DIRECTIONS FOR THIS TASK: Pictures aside, quote the whole listing exactly.

(Saved data entries)
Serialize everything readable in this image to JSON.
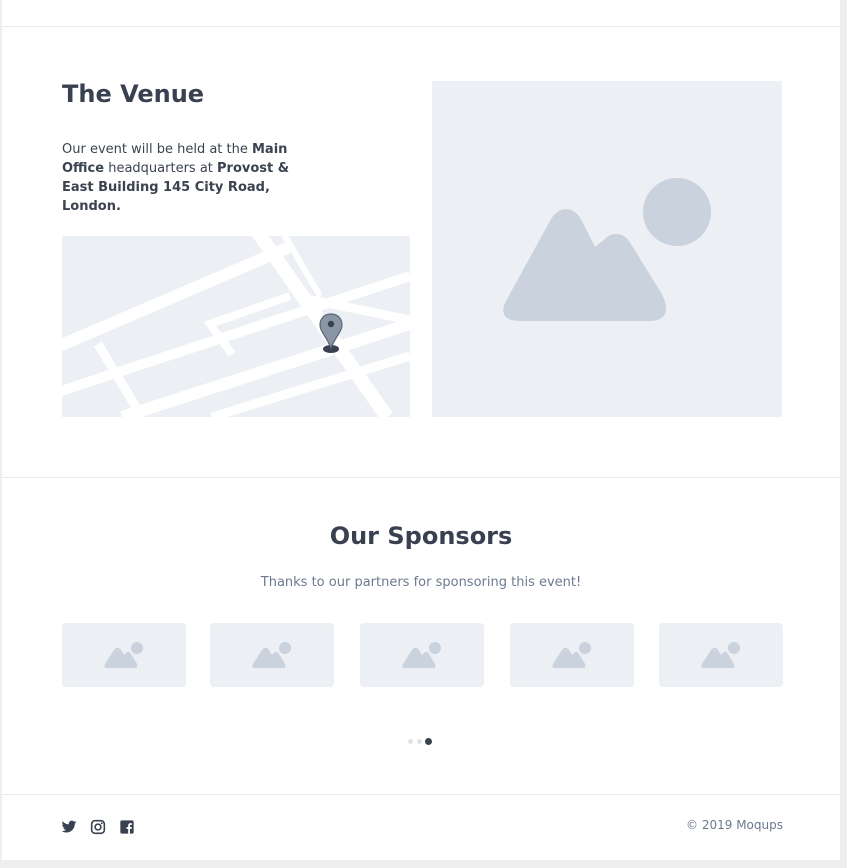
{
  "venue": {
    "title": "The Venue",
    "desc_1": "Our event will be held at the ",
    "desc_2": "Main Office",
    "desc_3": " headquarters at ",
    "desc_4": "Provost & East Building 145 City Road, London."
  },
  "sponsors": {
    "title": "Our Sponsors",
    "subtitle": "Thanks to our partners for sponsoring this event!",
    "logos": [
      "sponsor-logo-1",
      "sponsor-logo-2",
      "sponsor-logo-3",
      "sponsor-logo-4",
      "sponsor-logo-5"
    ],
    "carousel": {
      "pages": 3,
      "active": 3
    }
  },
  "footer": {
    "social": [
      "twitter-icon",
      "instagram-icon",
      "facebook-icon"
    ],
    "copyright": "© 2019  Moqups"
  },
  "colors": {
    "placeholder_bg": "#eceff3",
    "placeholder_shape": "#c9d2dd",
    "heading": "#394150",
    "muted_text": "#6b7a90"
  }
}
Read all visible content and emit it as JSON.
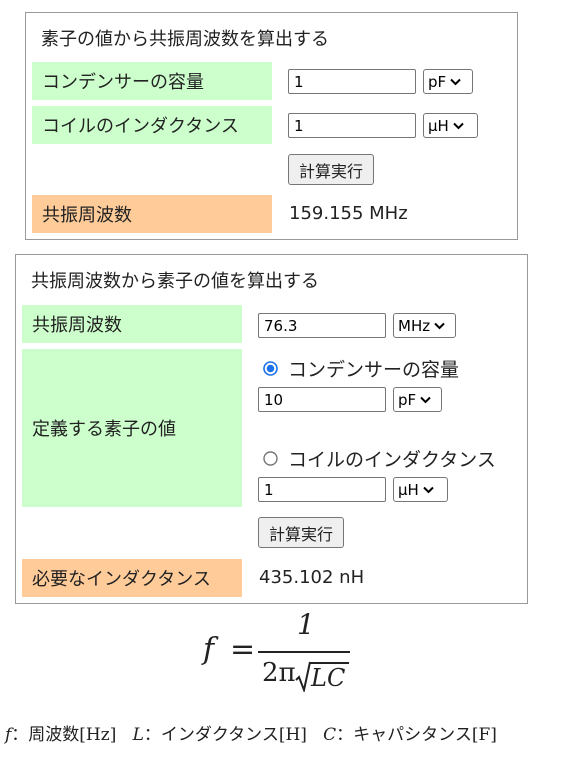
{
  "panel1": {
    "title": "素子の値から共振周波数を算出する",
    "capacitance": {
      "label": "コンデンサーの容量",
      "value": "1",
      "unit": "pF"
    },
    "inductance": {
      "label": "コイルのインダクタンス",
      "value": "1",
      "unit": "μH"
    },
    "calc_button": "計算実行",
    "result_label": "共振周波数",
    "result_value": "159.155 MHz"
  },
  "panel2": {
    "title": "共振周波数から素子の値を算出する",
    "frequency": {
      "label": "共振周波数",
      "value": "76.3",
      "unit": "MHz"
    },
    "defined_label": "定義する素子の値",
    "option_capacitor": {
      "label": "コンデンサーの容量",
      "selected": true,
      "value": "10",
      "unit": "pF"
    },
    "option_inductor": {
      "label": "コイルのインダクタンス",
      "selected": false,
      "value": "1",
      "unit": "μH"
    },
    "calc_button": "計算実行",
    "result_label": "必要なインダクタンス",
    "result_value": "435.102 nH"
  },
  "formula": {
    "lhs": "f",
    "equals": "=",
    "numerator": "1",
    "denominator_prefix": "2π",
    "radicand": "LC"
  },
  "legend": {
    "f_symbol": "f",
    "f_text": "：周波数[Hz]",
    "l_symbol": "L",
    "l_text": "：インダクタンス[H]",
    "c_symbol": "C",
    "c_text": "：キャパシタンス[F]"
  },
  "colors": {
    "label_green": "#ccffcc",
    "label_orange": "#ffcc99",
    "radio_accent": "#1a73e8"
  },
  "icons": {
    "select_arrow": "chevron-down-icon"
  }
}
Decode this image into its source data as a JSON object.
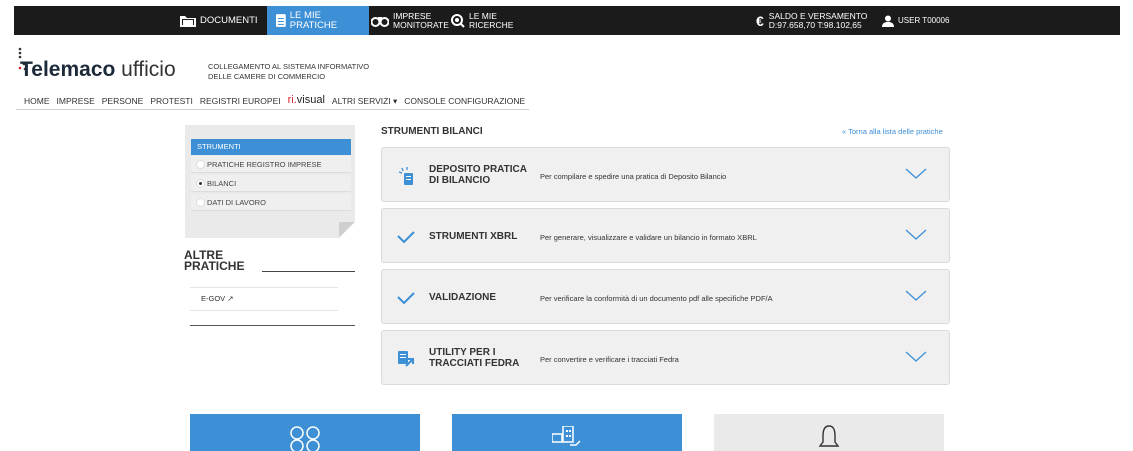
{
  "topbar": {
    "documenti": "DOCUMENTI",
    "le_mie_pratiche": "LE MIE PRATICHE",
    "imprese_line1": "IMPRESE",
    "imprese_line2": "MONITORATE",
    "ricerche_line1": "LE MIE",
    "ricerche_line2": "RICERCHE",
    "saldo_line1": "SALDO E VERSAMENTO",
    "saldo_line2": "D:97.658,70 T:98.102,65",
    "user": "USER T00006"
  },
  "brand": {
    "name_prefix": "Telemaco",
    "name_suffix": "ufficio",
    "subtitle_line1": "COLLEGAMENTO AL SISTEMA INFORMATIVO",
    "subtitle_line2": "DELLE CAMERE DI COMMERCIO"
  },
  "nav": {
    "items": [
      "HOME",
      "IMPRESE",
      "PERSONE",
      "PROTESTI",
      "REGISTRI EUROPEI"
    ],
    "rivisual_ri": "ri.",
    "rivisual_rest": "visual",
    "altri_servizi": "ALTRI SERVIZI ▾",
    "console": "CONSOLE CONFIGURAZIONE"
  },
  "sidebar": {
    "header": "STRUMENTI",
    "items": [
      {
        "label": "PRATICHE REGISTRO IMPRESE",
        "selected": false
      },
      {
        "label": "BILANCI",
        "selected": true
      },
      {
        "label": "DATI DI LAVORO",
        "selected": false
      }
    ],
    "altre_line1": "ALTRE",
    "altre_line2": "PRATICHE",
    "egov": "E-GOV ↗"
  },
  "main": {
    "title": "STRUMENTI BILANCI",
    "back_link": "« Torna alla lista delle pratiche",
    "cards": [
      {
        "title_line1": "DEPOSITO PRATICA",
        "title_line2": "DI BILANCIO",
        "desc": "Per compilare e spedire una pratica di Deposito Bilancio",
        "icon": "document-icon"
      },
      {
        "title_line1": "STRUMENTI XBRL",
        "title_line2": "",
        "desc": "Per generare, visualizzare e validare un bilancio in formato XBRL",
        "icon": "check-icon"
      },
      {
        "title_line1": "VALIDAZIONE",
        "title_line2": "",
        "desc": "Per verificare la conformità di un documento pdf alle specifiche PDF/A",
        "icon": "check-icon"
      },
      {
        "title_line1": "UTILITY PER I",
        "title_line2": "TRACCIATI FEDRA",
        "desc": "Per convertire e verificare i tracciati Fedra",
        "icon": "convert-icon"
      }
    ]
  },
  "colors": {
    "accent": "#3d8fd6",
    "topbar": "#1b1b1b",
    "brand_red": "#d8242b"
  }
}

COMPLETE OUTPUT:
Serialize everything readable in this image to JSON.
{
  "venue": {
    "title": "The Venue",
    "desc_1": "Our event will be held at the ",
    "desc_2": "Main Office",
    "desc_3": " headquarters at ",
    "desc_4": "Provost & East Building 145 City Road, London."
  },
  "sponsors": {
    "title": "Our Sponsors",
    "subtitle": "Thanks to our partners for sponsoring this event!",
    "logos": [
      "sponsor-logo-1",
      "sponsor-logo-2",
      "sponsor-logo-3",
      "sponsor-logo-4",
      "sponsor-logo-5"
    ],
    "carousel": {
      "pages": 3,
      "active": 3
    }
  },
  "footer": {
    "social": [
      "twitter-icon",
      "instagram-icon",
      "facebook-icon"
    ],
    "copyright": "© 2019  Moqups"
  },
  "colors": {
    "placeholder_bg": "#eceff3",
    "placeholder_shape": "#c9d2dd",
    "heading": "#394150",
    "muted_text": "#6b7a90"
  }
}
Read all visible content and emit it as JSON.
{
  "panel1": {
    "title": "素子の値から共振周波数を算出する",
    "capacitance": {
      "label": "コンデンサーの容量",
      "value": "1",
      "unit": "pF"
    },
    "inductance": {
      "label": "コイルのインダクタンス",
      "value": "1",
      "unit": "μH"
    },
    "calc_button": "計算実行",
    "result_label": "共振周波数",
    "result_value": "159.155 MHz"
  },
  "panel2": {
    "title": "共振周波数から素子の値を算出する",
    "frequency": {
      "label": "共振周波数",
      "value": "76.3",
      "unit": "MHz"
    },
    "defined_label": "定義する素子の値",
    "option_capacitor": {
      "label": "コンデンサーの容量",
      "selected": true,
      "value": "10",
      "unit": "pF"
    },
    "option_inductor": {
      "label": "コイルのインダクタンス",
      "selected": false,
      "value": "1",
      "unit": "μH"
    },
    "calc_button": "計算実行",
    "result_label": "必要なインダクタンス",
    "result_value": "435.102 nH"
  },
  "formula": {
    "lhs": "f",
    "equals": "=",
    "numerator": "1",
    "denominator_prefix": "2π",
    "radicand": "LC"
  },
  "legend": {
    "f_symbol": "f",
    "f_text": "：周波数[Hz]",
    "l_symbol": "L",
    "l_text": "：インダクタンス[H]",
    "c_symbol": "C",
    "c_text": "：キャパシタンス[F]"
  },
  "colors": {
    "label_green": "#ccffcc",
    "label_orange": "#ffcc99",
    "radio_accent": "#1a73e8"
  },
  "icons": {
    "select_arrow": "chevron-down-icon"
  }
}
Decode this image into its source data as a JSON object.
{
  "topbar": {
    "documenti": "DOCUMENTI",
    "le_mie_pratiche": "LE MIE PRATICHE",
    "imprese_line1": "IMPRESE",
    "imprese_line2": "MONITORATE",
    "ricerche_line1": "LE MIE",
    "ricerche_line2": "RICERCHE",
    "saldo_line1": "SALDO E VERSAMENTO",
    "saldo_line2": "D:97.658,70 T:98.102,65",
    "user": "USER T00006"
  },
  "brand": {
    "name_prefix": "Telemaco",
    "name_suffix": "ufficio",
    "subtitle_line1": "COLLEGAMENTO AL SISTEMA INFORMATIVO",
    "subtitle_line2": "DELLE CAMERE DI COMMERCIO"
  },
  "nav": {
    "items": [
      "HOME",
      "IMPRESE",
      "PERSONE",
      "PROTESTI",
      "REGISTRI EUROPEI"
    ],
    "rivisual_ri": "ri.",
    "rivisual_rest": "visual",
    "altri_servizi": "ALTRI SERVIZI ▾",
    "console": "CONSOLE CONFIGURAZIONE"
  },
  "sidebar": {
    "header": "STRUMENTI",
    "items": [
      {
        "label": "PRATICHE REGISTRO IMPRESE",
        "selected": false
      },
      {
        "label": "BILANCI",
        "selected": true
      },
      {
        "label": "DATI DI LAVORO",
        "selected": false
      }
    ],
    "altre_line1": "ALTRE",
    "altre_line2": "PRATICHE",
    "egov": "E-GOV ↗"
  },
  "main": {
    "title": "STRUMENTI BILANCI",
    "back_link": "« Torna alla lista delle pratiche",
    "cards": [
      {
        "title_line1": "DEPOSITO PRATICA",
        "title_line2": "DI BILANCIO",
        "desc": "Per compilare e spedire una pratica di Deposito Bilancio",
        "icon": "document-icon"
      },
      {
        "title_line1": "STRUMENTI XBRL",
        "title_line2": "",
        "desc": "Per generare, visualizzare e validare un bilancio in formato XBRL",
        "icon": "check-icon"
      },
      {
        "title_line1": "VALIDAZIONE",
        "title_line2": "",
        "desc": "Per verificare la conformità di un documento pdf alle specifiche PDF/A",
        "icon": "check-icon"
      },
      {
        "title_line1": "UTILITY PER I",
        "title_line2": "TRACCIATI FEDRA",
        "desc": "Per convertire e verificare i tracciati Fedra",
        "icon": "convert-icon"
      }
    ]
  },
  "colors": {
    "accent": "#3d8fd6",
    "topbar": "#1b1b1b",
    "brand_red": "#d8242b"
  }
}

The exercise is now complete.